■ **Stated goal**
Look below and pull out each line with the word "value".
►
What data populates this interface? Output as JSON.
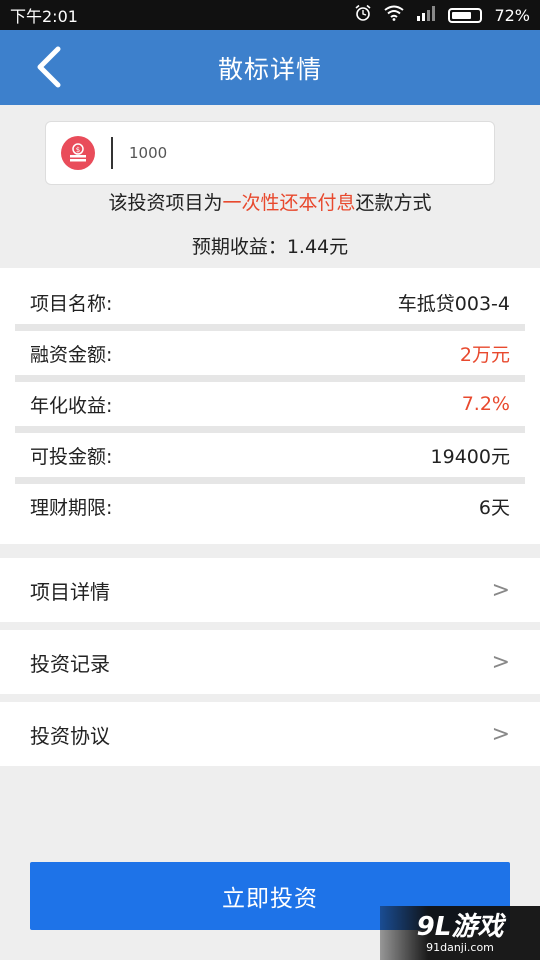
{
  "status_bar": {
    "time": "下午2:01",
    "battery": "72%",
    "battery_level": 0.72
  },
  "header": {
    "title": "散标详情"
  },
  "amount_input": {
    "value": "1000"
  },
  "repayment_note": {
    "prefix": "该投资项目为",
    "highlight": "一次性还本付息",
    "suffix": "还款方式"
  },
  "expected_return": "预期收益：1.44元",
  "info_rows": [
    {
      "label": "项目名称:",
      "value": "车抵贷003-4"
    },
    {
      "label": "融资金额:",
      "value": "2万元"
    },
    {
      "label": "年化收益:",
      "value": "7.2%"
    },
    {
      "label": "可投金额:",
      "value": "19400元"
    },
    {
      "label": "理财期限:",
      "value": "6天"
    }
  ],
  "nav_rows": [
    {
      "label": "项目详情",
      "chevron": ">"
    },
    {
      "label": "投资记录",
      "chevron": ">"
    },
    {
      "label": "投资协议",
      "chevron": ">"
    }
  ],
  "invest_button": "立即投资",
  "watermark": {
    "main": "9L游戏",
    "sub": "91danji.com"
  },
  "colors": {
    "header_bg": "#3d80cc",
    "highlight": "#e8492e",
    "button_bg": "#1e73e8",
    "coin_icon": "#e94c5a"
  }
}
◄
■ **Solution**
    "value": "1000"
      "value": "车抵贷003-4"
      "value": "2万元"
      "value": "7.2%"
      "value": "19400元"
      "value": "6天"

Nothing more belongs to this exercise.